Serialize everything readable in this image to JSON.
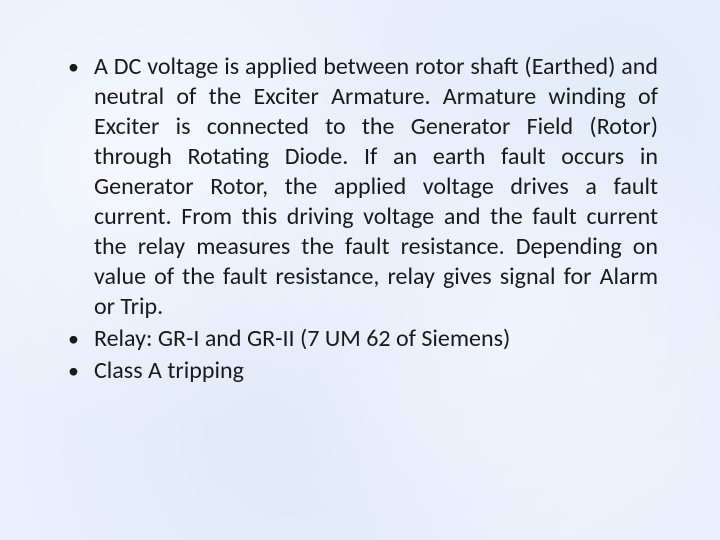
{
  "slide": {
    "background_color": "#eaf0fb",
    "text_color": "#1a1a1a",
    "font_family": "Calibri",
    "bullets": [
      {
        "text": "A DC voltage is applied between rotor shaft (Earthed) and neutral of the Exciter Armature. Armature winding of Exciter is connected to the Generator Field (Rotor) through Rotating Diode. If an earth fault occurs in Generator Rotor, the applied voltage drives a fault current. From this driving voltage and the fault current the relay measures the fault resistance. Depending on value of the fault resistance, relay gives signal for Alarm or Trip.",
        "justify": true,
        "fontsize_pt": 18
      },
      {
        "text": "Relay: GR-I and GR-II (7 UM 62 of Siemens)",
        "justify": false,
        "fontsize_pt": 18
      },
      {
        "text": "Class A tripping",
        "justify": false,
        "fontsize_pt": 18
      }
    ]
  }
}
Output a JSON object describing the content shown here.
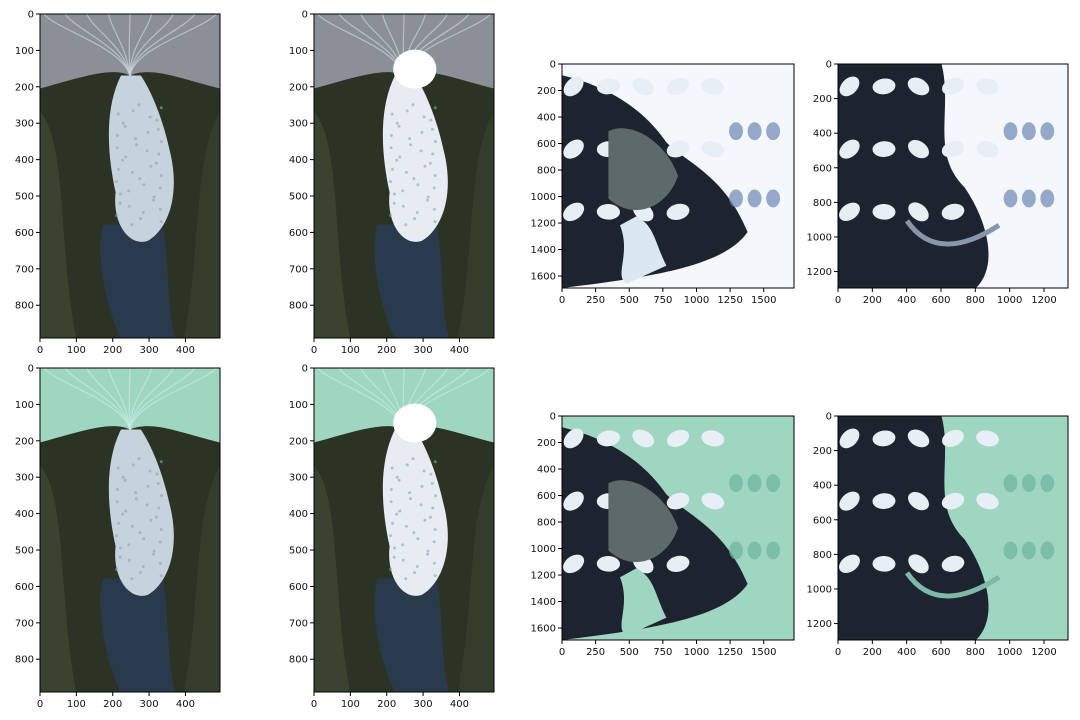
{
  "figure": {
    "panels": [
      {
        "id": "top-1",
        "image": {
          "description": "satellite image of glacier outlet and fjord with floating ice mélange",
          "mask_overlay": false
        },
        "x_ticks": [
          "0",
          "100",
          "200",
          "300",
          "400"
        ],
        "y_ticks": [
          "0",
          "100",
          "200",
          "300",
          "400",
          "500",
          "600",
          "700",
          "800"
        ],
        "x_range": [
          0,
          495
        ],
        "y_range": [
          0,
          890
        ]
      },
      {
        "id": "top-2",
        "image": {
          "description": "satellite image of same fjord with brighter ice mélange",
          "mask_overlay": false
        },
        "x_ticks": [
          "0",
          "100",
          "200",
          "300",
          "400"
        ],
        "y_ticks": [
          "0",
          "100",
          "200",
          "300",
          "400",
          "500",
          "600",
          "700",
          "800"
        ],
        "x_range": [
          0,
          495
        ],
        "y_range": [
          0,
          890
        ]
      },
      {
        "id": "top-3",
        "image": {
          "description": "snow-covered mountains around a large glacier and lake",
          "mask_overlay": false
        },
        "x_ticks": [
          "0",
          "250",
          "500",
          "750",
          "1000",
          "1250",
          "1500"
        ],
        "y_ticks": [
          "0",
          "200",
          "400",
          "600",
          "800",
          "1000",
          "1200",
          "1400",
          "1600"
        ],
        "x_range": [
          0,
          1725
        ],
        "y_range": [
          0,
          1690
        ]
      },
      {
        "id": "top-4",
        "image": {
          "description": "snow-covered mountains with glacier tongues",
          "mask_overlay": false
        },
        "x_ticks": [
          "0",
          "200",
          "400",
          "600",
          "800",
          "1000",
          "1200"
        ],
        "y_ticks": [
          "0",
          "200",
          "400",
          "600",
          "800",
          "1000",
          "1200"
        ],
        "x_range": [
          0,
          1340
        ],
        "y_range": [
          0,
          1295
        ]
      },
      {
        "id": "bottom-1",
        "image": {
          "description": "same as top-1 with green glacier mask overlay",
          "mask_overlay": true
        },
        "x_ticks": [
          "0",
          "100",
          "200",
          "300",
          "400"
        ],
        "y_ticks": [
          "0",
          "100",
          "200",
          "300",
          "400",
          "500",
          "600",
          "700",
          "800"
        ],
        "x_range": [
          0,
          495
        ],
        "y_range": [
          0,
          890
        ]
      },
      {
        "id": "bottom-2",
        "image": {
          "description": "same as top-2 with green glacier mask overlay",
          "mask_overlay": true
        },
        "x_ticks": [
          "0",
          "100",
          "200",
          "300",
          "400"
        ],
        "y_ticks": [
          "0",
          "100",
          "200",
          "300",
          "400",
          "500",
          "600",
          "700",
          "800"
        ],
        "x_range": [
          0,
          495
        ],
        "y_range": [
          0,
          890
        ]
      },
      {
        "id": "bottom-3",
        "image": {
          "description": "same as top-3 with green glacier mask overlay",
          "mask_overlay": true
        },
        "x_ticks": [
          "0",
          "250",
          "500",
          "750",
          "1000",
          "1250",
          "1500"
        ],
        "y_ticks": [
          "0",
          "200",
          "400",
          "600",
          "800",
          "1000",
          "1200",
          "1400",
          "1600"
        ],
        "x_range": [
          0,
          1725
        ],
        "y_range": [
          0,
          1690
        ]
      },
      {
        "id": "bottom-4",
        "image": {
          "description": "same as top-4 with green glacier mask overlay",
          "mask_overlay": true
        },
        "x_ticks": [
          "0",
          "200",
          "400",
          "600",
          "800",
          "1000",
          "1200"
        ],
        "y_ticks": [
          "0",
          "200",
          "400",
          "600",
          "800",
          "1000",
          "1200"
        ],
        "x_range": [
          0,
          1340
        ],
        "y_range": [
          0,
          1295
        ]
      }
    ],
    "colors": {
      "mask": "#9ed6c2",
      "snow": "#f4f7fb",
      "rock": "#1e2330",
      "water": "#2a3a4d",
      "ice": "#c6d2dc",
      "terrain_dark": "#2b3324",
      "glacier_stripe": "#8a8f98"
    }
  }
}
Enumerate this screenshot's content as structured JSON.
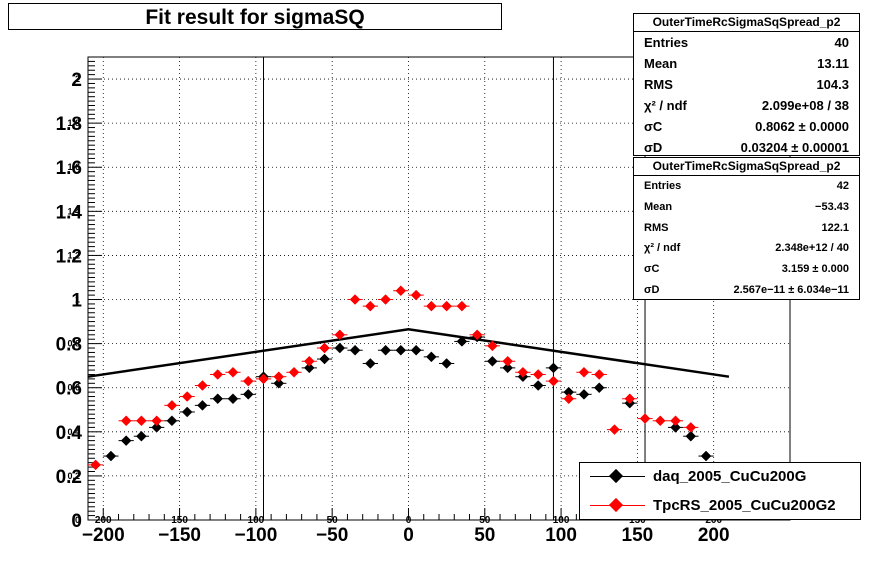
{
  "chart_data": {
    "type": "scatter",
    "title": "Fit result for sigmaSQ",
    "xlim": [
      -210,
      250
    ],
    "ylim": [
      0,
      2.1
    ],
    "grid": true,
    "x_ticks": [
      -200,
      -150,
      -100,
      -50,
      0,
      50,
      100,
      150,
      200
    ],
    "y_ticks": [
      0,
      0.2,
      0.4,
      0.6,
      0.8,
      1,
      1.2,
      1.4,
      1.6,
      1.8,
      2
    ],
    "x_tick_labels": [
      "−200",
      "−150",
      "−100",
      "−50",
      "0",
      "50",
      "100",
      "150",
      "200"
    ],
    "y_tick_labels": [
      "0",
      "0.2",
      "0.4",
      "0.6",
      "0.8",
      "1",
      "1.2",
      "1.4",
      "1.6",
      "1.8",
      "2"
    ],
    "inner_x_tick_labels": [
      "200",
      "150",
      "100",
      "50",
      "0",
      "50",
      "100",
      "150",
      "200"
    ],
    "inner_y_tick_labels": [
      "0",
      "0.2",
      "0.4",
      "0.6",
      "0.8",
      "1",
      "1.2",
      "1.4",
      "1.6",
      "1.8",
      "2"
    ],
    "vertical_lines": [
      -95,
      95,
      155
    ],
    "series": [
      {
        "name": "daq_2005_CuCu200G",
        "color": "#000000",
        "x": [
          -195,
          -185,
          -175,
          -165,
          -155,
          -145,
          -135,
          -125,
          -115,
          -105,
          -95,
          -85,
          -65,
          -55,
          -45,
          -35,
          -25,
          -15,
          -5,
          5,
          15,
          25,
          35,
          45,
          55,
          65,
          75,
          85,
          95,
          105,
          115,
          125,
          145,
          175,
          185,
          195
        ],
        "y": [
          0.29,
          0.36,
          0.38,
          0.42,
          0.45,
          0.49,
          0.52,
          0.55,
          0.55,
          0.57,
          0.65,
          0.62,
          0.69,
          0.73,
          0.78,
          0.77,
          0.71,
          0.77,
          0.77,
          0.77,
          0.74,
          0.71,
          0.81,
          0.83,
          0.72,
          0.69,
          0.65,
          0.61,
          0.69,
          0.58,
          0.57,
          0.6,
          0.53,
          0.42,
          0.38,
          0.29
        ]
      },
      {
        "name": "TpcRS_2005_CuCu200G2",
        "color": "#ff0000",
        "x": [
          -205,
          -185,
          -175,
          -165,
          -155,
          -145,
          -135,
          -125,
          -115,
          -105,
          -95,
          -85,
          -75,
          -65,
          -55,
          -45,
          -35,
          -25,
          -15,
          -5,
          5,
          15,
          25,
          35,
          45,
          55,
          65,
          75,
          85,
          95,
          105,
          115,
          125,
          135,
          145,
          155,
          165,
          175,
          185
        ],
        "y": [
          0.25,
          0.45,
          0.45,
          0.45,
          0.52,
          0.56,
          0.61,
          0.66,
          0.67,
          0.63,
          0.64,
          0.65,
          0.67,
          0.72,
          0.78,
          0.84,
          1.0,
          0.97,
          1.0,
          1.04,
          1.02,
          0.97,
          0.97,
          0.97,
          0.84,
          0.79,
          0.72,
          0.67,
          0.66,
          0.63,
          0.55,
          0.67,
          0.66,
          0.41,
          0.55,
          0.46,
          0.45,
          0.45,
          0.42
        ]
      }
    ],
    "fit_curve": {
      "color": "#000000",
      "x": [
        -210,
        0,
        210
      ],
      "y": [
        0.65,
        0.865,
        0.65
      ]
    }
  },
  "stats": [
    {
      "name": "OuterTimeRcSigmaSqSpread_p2",
      "rows": [
        {
          "label": "Entries",
          "value": "40"
        },
        {
          "label": "Mean",
          "value": "13.11"
        },
        {
          "label": "RMS",
          "value": "104.3"
        },
        {
          "label": "χ² / ndf",
          "value": "2.099e+08 / 38"
        },
        {
          "label": "σC",
          "value": "0.8062 ± 0.0000"
        },
        {
          "label": "σD",
          "value": "0.03204 ± 0.00001"
        }
      ]
    },
    {
      "name": "OuterTimeRcSigmaSqSpread_p2",
      "rows": [
        {
          "label": "Entries",
          "value": "42"
        },
        {
          "label": "Mean",
          "value": "−53.43"
        },
        {
          "label": "RMS",
          "value": "122.1"
        },
        {
          "label": "χ² / ndf",
          "value": "2.348e+12 / 40"
        },
        {
          "label": "σC",
          "value": "3.159 ± 0.000"
        },
        {
          "label": "σD",
          "value": "2.567e−11 ± 6.034e−11"
        }
      ]
    }
  ]
}
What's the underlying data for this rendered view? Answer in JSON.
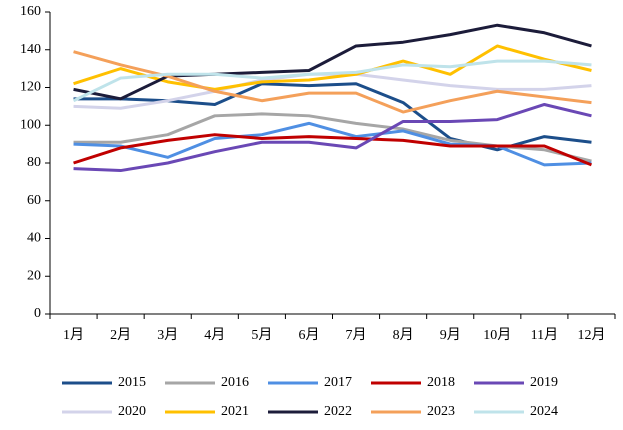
{
  "chart_data": {
    "type": "line",
    "categories": [
      "1月",
      "2月",
      "3月",
      "4月",
      "5月",
      "6月",
      "7月",
      "8月",
      "9月",
      "10月",
      "11月",
      "12月"
    ],
    "series": [
      {
        "name": "2015",
        "color": "#1c4e8a",
        "values": [
          114,
          114,
          113,
          111,
          122,
          121,
          122,
          112,
          93,
          87,
          94,
          91
        ]
      },
      {
        "name": "2016",
        "color": "#a6a6a6",
        "values": [
          91,
          91,
          95,
          105,
          106,
          105,
          101,
          98,
          92,
          89,
          87,
          81
        ]
      },
      {
        "name": "2017",
        "color": "#4f8fe3",
        "values": [
          90,
          89,
          83,
          93,
          95,
          101,
          94,
          97,
          90,
          89,
          79,
          80
        ]
      },
      {
        "name": "2018",
        "color": "#c00000",
        "values": [
          80,
          88,
          92,
          95,
          93,
          94,
          93,
          92,
          89,
          89,
          89,
          79
        ]
      },
      {
        "name": "2019",
        "color": "#6a48b5",
        "values": [
          77,
          76,
          80,
          86,
          91,
          91,
          88,
          102,
          102,
          103,
          111,
          105
        ]
      },
      {
        "name": "2020",
        "color": "#d3d3ea",
        "values": [
          110,
          109,
          113,
          118,
          124,
          127,
          127,
          124,
          121,
          119,
          119,
          121
        ]
      },
      {
        "name": "2021",
        "color": "#ffc000",
        "values": [
          122,
          130,
          123,
          119,
          123,
          124,
          127,
          134,
          127,
          142,
          135,
          129
        ]
      },
      {
        "name": "2022",
        "color": "#1c1c3a",
        "values": [
          119,
          114,
          126,
          127,
          128,
          129,
          142,
          144,
          148,
          153,
          149,
          142
        ]
      },
      {
        "name": "2023",
        "color": "#f4a05a",
        "values": [
          139,
          132,
          126,
          118,
          113,
          117,
          117,
          107,
          113,
          118,
          115,
          112
        ]
      },
      {
        "name": "2024",
        "color": "#bfe3ea",
        "values": [
          113,
          125,
          127,
          127,
          125,
          127,
          128,
          132,
          131,
          134,
          134,
          132
        ]
      }
    ],
    "ylim": [
      0,
      160
    ],
    "yticks": [
      0,
      20,
      40,
      60,
      80,
      100,
      120,
      140,
      160
    ],
    "grid": false,
    "legend": "bottom"
  }
}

**Prompt**
Count the lines in the entries above that include the string "satellite", then give only that figure.

**Response**
2